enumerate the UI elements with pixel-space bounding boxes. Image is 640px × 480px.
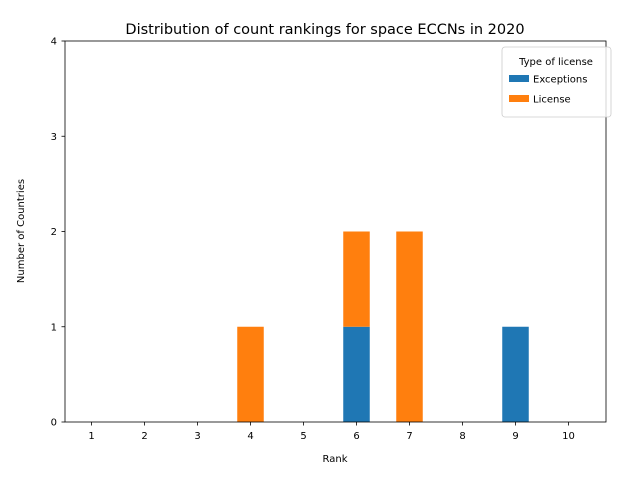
legend-box — [501, 46, 612, 118]
x-tick-label: 9 — [512, 431, 518, 442]
bar-license-rank-7 — [396, 231, 423, 422]
legend-label-exceptions: Exceptions — [533, 75, 587, 86]
y-axis-label: Number of Countries — [16, 179, 27, 283]
y-tick-label: 3 — [51, 132, 57, 143]
y-tick-label: 4 — [51, 37, 57, 48]
bars-group — [237, 231, 529, 422]
x-axis-label: Rank — [323, 454, 348, 465]
y-tick-label: 0 — [51, 418, 57, 429]
x-tick-label: 5 — [300, 431, 306, 442]
x-tick-label: 8 — [459, 431, 465, 442]
bar-license-rank-6 — [343, 231, 370, 327]
x-axis-ticks: 1 2 3 4 5 6 7 8 9 10 — [88, 422, 575, 442]
bar-exceptions-rank-6 — [343, 326, 370, 422]
x-tick-label: 6 — [353, 431, 359, 442]
bar-exceptions-rank-9 — [502, 326, 529, 422]
y-tick-label: 1 — [51, 322, 57, 333]
legend-title: Type of license — [518, 57, 593, 68]
bar-license-rank-4 — [237, 326, 264, 422]
y-axis-ticks: 0 1 2 3 4 — [51, 37, 65, 429]
legend: Type of license Exceptions License — [501, 46, 612, 118]
x-tick-label: 10 — [562, 431, 575, 442]
legend-swatch-license — [509, 95, 529, 102]
x-tick-label: 7 — [406, 431, 412, 442]
x-tick-label: 2 — [141, 431, 147, 442]
legend-label-license: License — [533, 95, 571, 106]
x-tick-label: 4 — [247, 431, 253, 442]
chart-title: Distribution of count rankings for space… — [125, 22, 524, 38]
y-tick-label: 2 — [51, 227, 57, 238]
x-tick-label: 1 — [88, 431, 94, 442]
legend-swatch-exceptions — [509, 75, 529, 82]
x-tick-label: 3 — [194, 431, 200, 442]
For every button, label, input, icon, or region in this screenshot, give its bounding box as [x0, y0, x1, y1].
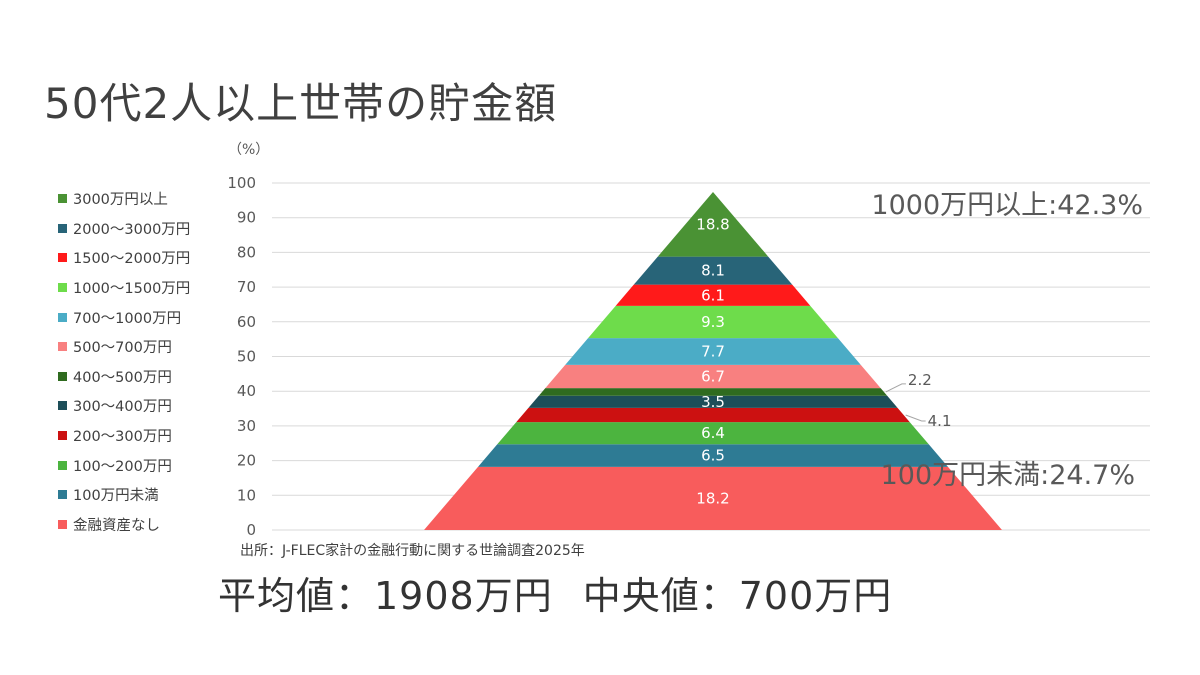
summary-line: 平均値：1908万円 中央値：700万円 — [218, 565, 892, 620]
pyramid-segment — [538, 388, 888, 396]
legend-label: 1000～1500万円 — [73, 281, 191, 298]
y-tick-label: 50 — [237, 348, 256, 366]
legend-swatch — [58, 371, 67, 381]
legend-swatch — [58, 312, 67, 322]
legend-item: 1000～1500万円 — [58, 273, 190, 303]
legend-item: 500～700万円 — [58, 332, 190, 362]
legend-swatch — [58, 283, 67, 293]
mean-value: 平均値：1908万円 — [218, 574, 553, 618]
legend-item: 700～1000万円 — [58, 302, 190, 332]
pyramid-segment — [545, 364, 881, 389]
y-tick-label: 60 — [237, 313, 256, 331]
pyramid-segment — [424, 466, 1002, 530]
y-unit-label: （%） — [228, 142, 269, 158]
legend-swatch — [58, 342, 67, 352]
pyramid-segment — [588, 305, 838, 339]
pyramid-segment — [516, 407, 910, 423]
annotation-lower: 100万円未満:24.7% — [881, 460, 1135, 491]
chart-legend: 3000万円以上 2000～3000万円 1500～2000万円 1000～1500万… — [58, 184, 190, 539]
chart-title: 50代2人以上世帯の貯金額 — [44, 79, 558, 128]
legend-item: 300～400万円 — [58, 391, 190, 421]
y-tick-label: 80 — [237, 243, 256, 261]
legend-item: 3000万円以上 — [58, 184, 190, 214]
data-label: 8.1 — [701, 262, 725, 280]
pyramid-segment — [528, 395, 898, 408]
legend-label: 3000万円以上 — [73, 192, 168, 209]
y-tick-label: 20 — [237, 452, 256, 470]
legend-swatch — [58, 460, 67, 470]
legend-swatch — [58, 431, 67, 441]
legend-swatch — [58, 223, 67, 233]
leader-line — [905, 414, 926, 422]
legend-label: 700～1000万円 — [73, 310, 182, 327]
legend-item: 2000～3000万円 — [58, 214, 190, 244]
legend-label: 500～700万円 — [73, 340, 172, 357]
legend-item: 100万円未満 — [58, 480, 190, 510]
legend-label: 金融資産なし — [73, 517, 160, 534]
data-label: 4.1 — [928, 412, 952, 430]
leader-line — [885, 383, 906, 393]
legend-swatch — [58, 194, 67, 204]
legend-swatch — [58, 253, 67, 263]
legend-label: 100万円未満 — [73, 488, 159, 505]
y-tick-label: 0 — [246, 521, 256, 539]
data-label: 18.2 — [696, 489, 729, 507]
legend-item: 400～500万円 — [58, 362, 190, 392]
legend-label: 200～300万円 — [73, 429, 172, 446]
data-label: 7.7 — [701, 342, 725, 360]
legend-item: 100～200万円 — [58, 450, 190, 480]
data-label: 6.7 — [701, 367, 725, 385]
legend-item: 金融資産なし — [58, 510, 190, 540]
legend-label: 2000～3000万円 — [73, 221, 191, 238]
data-label: 9.3 — [701, 313, 725, 331]
pyramid-segment — [565, 338, 861, 365]
y-tick-label: 100 — [227, 174, 256, 192]
legend-item: 200～300万円 — [58, 421, 190, 451]
legend-label: 300～400万円 — [73, 399, 172, 416]
y-tick-label: 70 — [237, 278, 256, 296]
y-tick-label: 10 — [237, 486, 256, 504]
data-label: 6.1 — [701, 286, 725, 304]
y-tick-label: 90 — [237, 209, 256, 227]
legend-item: 1500～2000万円 — [58, 243, 190, 273]
legend-swatch — [58, 490, 67, 500]
y-tick-label: 40 — [237, 382, 256, 400]
legend-label: 100～200万円 — [73, 458, 172, 475]
legend-swatch — [58, 519, 67, 529]
data-label: 6.5 — [701, 447, 725, 465]
pyramid-segment — [657, 192, 769, 257]
legend-swatch — [58, 401, 67, 411]
pyramid-segment — [615, 284, 811, 306]
legend-label: 1500～2000万円 — [73, 251, 191, 268]
legend-label: 400～500万円 — [73, 369, 172, 386]
source-note: 出所：J-FLEC家計の金融行動に関する世論調査2025年 — [240, 543, 585, 559]
annotation-upper: 1000万円以上:42.3% — [871, 190, 1143, 221]
y-tick-label: 30 — [237, 417, 256, 435]
pyramid-segment — [477, 444, 949, 467]
median-value: 中央値：700万円 — [582, 574, 893, 618]
data-label: 3.5 — [701, 393, 725, 411]
pyramid-segment — [497, 422, 929, 445]
data-label: 6.4 — [701, 424, 725, 442]
pyramid-segment — [633, 256, 793, 285]
data-label: 18.8 — [696, 215, 729, 233]
data-label: 2.2 — [908, 371, 932, 389]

################

**What to produce**
Rewrite every line of the items above as a Markdown table with the columns "No." and "Entry," numbering the rows in order and omitting blank lines. Leave the pictures out of the table.

**Response to the exercise**
| No. | Entry |
|---|---|
| 1 | enumerate the UI elements with pixel-space bounding boxes. Image is 640px × 480px. |
| 2 | legend-box — [501, 46, 612, 118] |
| 3 | x-tick-label: 9 — [512, 431, 518, 442] |
| 4 | bar-license-rank-7 — [396, 231, 423, 422] |
| 5 | legend-label-exceptions: Exceptions — [533, 75, 587, 86] |
| 6 | y-axis-label: Number of Countries — [16, 179, 27, 283] |
| 7 | y-tick-label: 3 — [51, 132, 57, 143] |
| 8 | y-tick-label: 4 — [51, 37, 57, 48] |
| 9 | bars-group — [237, 231, 529, 422] |
| 10 | x-axis-label: Rank — [323, 454, 348, 465] |
| 11 | y-tick-label: 0 — [51, 418, 57, 429] |
| 12 | x-tick-label: 5 — [300, 431, 306, 442] |
| 13 | x-tick-label: 8 — [459, 431, 465, 442] |
| 14 | bar-license-rank-6 — [343, 231, 370, 327] |
| 15 | x-axis-ticks: 1 2 3 4 5 6 7 8 9 10 — [88, 422, 575, 442] |
| 16 | bar-exceptions-rank-6 — [343, 326, 370, 422] |
| 17 | x-tick-label: 6 — [353, 431, 359, 442] |
| 18 | bar-exceptions-rank-9 — [502, 326, 529, 422] |
| 19 | y-tick-label: 1 — [51, 322, 57, 333] |
| 20 | legend-title: Type of license — [518, 57, 593, 68] |
| 21 | bar-license-rank-4 — [237, 326, 264, 422] |
| 22 | y-axis-ticks: 0 1 2 3 4 — [51, 37, 65, 429] |
| 23 | legend: Type of license Exceptions License — [501, 46, 612, 118] |
| 24 | x-tick-label: 10 — [562, 431, 575, 442] |
| 25 | legend-swatch-license — [509, 95, 529, 102] |
| 26 | x-tick-label: 7 — [406, 431, 412, 442] |
| 27 | x-tick-label: 2 — [141, 431, 147, 442] |
| 28 | legend-label-license: License — [533, 95, 571, 106] |
| 29 | x-tick-label: 4 — [247, 431, 253, 442] |
| 30 | chart-title: Distribution of count rankings for space… — [125, 22, 524, 38] |
| 31 | y-tick-label: 2 — [51, 227, 57, 238] |
| 32 | x-tick-label: 1 — [88, 431, 94, 442] |
| 33 | legend-swatch-exceptions — [509, 75, 529, 82] |
| 34 | x-tick-label: 3 — [194, 431, 200, 442] |
| 35 | For every button, label, input, icon, or region in this screenshot, give its bounding box as [x0, y0, x1, y1]. |
| 36 | summary-line: 平均値：1908万円 中央値：700万円 — [218, 565, 892, 620] |
| 37 | pyramid-segment — [538, 388, 888, 396] |
| 38 | legend-label: 1000～1500万円 — [73, 281, 191, 298] |
| 39 | y-tick-label: 50 — [237, 348, 256, 366] |
| 40 | legend-swatch — [58, 371, 67, 381] |
| 41 | legend-swatch — [58, 312, 67, 322] |
| 42 | legend-item: 1000～1500万円 — [58, 273, 190, 303] |
| 43 | legend-item: 500～700万円 — [58, 332, 190, 362] |
| 44 | legend-swatch — [58, 283, 67, 293] |
| 45 | mean-value: 平均値：1908万円 — [218, 574, 553, 618] |
| 46 | legend-item: 700～1000万円 — [58, 302, 190, 332] |
| 47 | pyramid-segment — [545, 364, 881, 389] |
| 48 | y-tick-label: 60 — [237, 313, 256, 331] |
| 49 | pyramid-segment — [424, 466, 1002, 530] |
| 50 | y-unit-label: （%） — [228, 142, 269, 158] |
| 51 | legend-swatch — [58, 342, 67, 352] |
| 52 | pyramid-segment — [588, 305, 838, 339] |
| 53 | pyramid-segment — [516, 407, 910, 423] |
| 54 | annotation-lower: 100万円未満:24.7% — [881, 460, 1135, 491] |
| 55 | chart-legend: 3000万円以上 2000～3000万円 1500～2000万円 1000～1500万… — [58, 184, 190, 539] |
| 56 | chart-title: 50代2人以上世帯の貯金額 — [44, 79, 558, 128] |
| 57 | legend-item: 300～400万円 — [58, 391, 190, 421] |
| 58 | y-tick-label: 80 — [237, 243, 256, 261] |
| 59 | legend-item: 3000万円以上 — [58, 184, 190, 214] |
| 60 | data-label: 8.1 — [701, 262, 725, 280] |
| 61 | pyramid-segment — [528, 395, 898, 408] |
| 62 | legend-label: 3000万円以上 — [73, 192, 168, 209] |
| 63 | y-tick-label: 20 — [237, 452, 256, 470] |
| 64 | legend-swatch — [58, 460, 67, 470] |
| 65 | legend-swatch — [58, 431, 67, 441] |
| 66 | legend-swatch — [58, 223, 67, 233] |
| 67 | leader-line — [905, 414, 926, 422] |
| 68 | legend-label: 700～1000万円 — [73, 310, 182, 327] |
| 69 | legend-item: 2000～3000万円 — [58, 214, 190, 244] |
| 70 | legend-label: 500～700万円 — [73, 340, 172, 357] |
| 71 | legend-item: 100万円未満 — [58, 480, 190, 510] |
| 72 | legend-label: 金融資産なし — [73, 517, 160, 534] |
| 73 | data-label: 4.1 — [928, 412, 952, 430] |
| 74 | leader-line — [885, 383, 906, 393] |
| 75 | legend-swatch — [58, 194, 67, 204] |
| 76 | legend-swatch — [58, 253, 67, 263] |
| 77 | legend-label: 100万円未満 — [73, 488, 159, 505] |
| 78 | y-tick-label: 0 — [246, 521, 256, 539] |
| 79 | data-label: 18.2 — [696, 489, 729, 507] |
| 80 | legend-item: 400～500万円 — [58, 362, 190, 392] |
| 81 | legend-label: 200～300万円 — [73, 429, 172, 446] |
| 82 | data-label: 7.7 — [701, 342, 725, 360] |
| 83 | legend-item: 100～200万円 — [58, 450, 190, 480] |
| 84 | data-label: 6.7 — [701, 367, 725, 385] |
| 85 | legend-item: 金融資産なし — [58, 510, 190, 540] |
| 86 | legend-label: 2000～3000万円 — [73, 221, 191, 238] |
| 87 | data-label: 9.3 — [701, 313, 725, 331] |
| 88 | pyramid-segment — [565, 338, 861, 365] |
| 89 | y-tick-label: 100 — [227, 174, 256, 192] |
| 90 | legend-item: 200～300万円 — [58, 421, 190, 451] |
| 91 | legend-label: 300～400万円 — [73, 399, 172, 416] |
| 92 | y-tick-label: 70 — [237, 278, 256, 296] |
| 93 | y-tick-label: 10 — [237, 486, 256, 504] |
| 94 | data-label: 6.1 — [701, 286, 725, 304] |
| 95 | y-tick-label: 90 — [237, 209, 256, 227] |
| 96 | legend-item: 1500～2000万円 — [58, 243, 190, 273] |
| 97 | legend-swatch — [58, 490, 67, 500] |
| 98 | y-tick-label: 40 — [237, 382, 256, 400] |
| 99 | legend-label: 100～200万円 — [73, 458, 172, 475] |
| 100 | legend-swatch — [58, 519, 67, 529] |
| 101 | data-label: 6.5 — [701, 447, 725, 465] |
| 102 | pyramid-segment — [657, 192, 769, 257] |
| 103 | legend-swatch — [58, 401, 67, 411] |
| 104 | pyramid-segment — [615, 284, 811, 306] |
| 105 | legend-label: 1500～2000万円 — [73, 251, 191, 268] |
| 106 | legend-label: 400～500万円 — [73, 369, 172, 386] |
| 107 | source-note: 出所：J-FLEC家計の金融行動に関する世論調査2025年 — [240, 543, 585, 559] |
| 108 | annotation-upper: 1000万円以上:42.3% — [871, 190, 1143, 221] |
| 109 | y-tick-label: 30 — [237, 417, 256, 435] |
| 110 | pyramid-segment — [477, 444, 949, 467] |
| 111 | median-value: 中央値：700万円 — [582, 574, 893, 618] |
| 112 | data-label: 3.5 — [701, 393, 725, 411] |
| 113 | pyramid-segment — [497, 422, 929, 445] |
| 114 | data-label: 6.4 — [701, 424, 725, 442] |
| 115 | pyramid-segment — [633, 256, 793, 285] |
| 116 | data-label: 18.8 — [696, 215, 729, 233] |
| 117 | data-label: 2.2 — [908, 371, 932, 389] |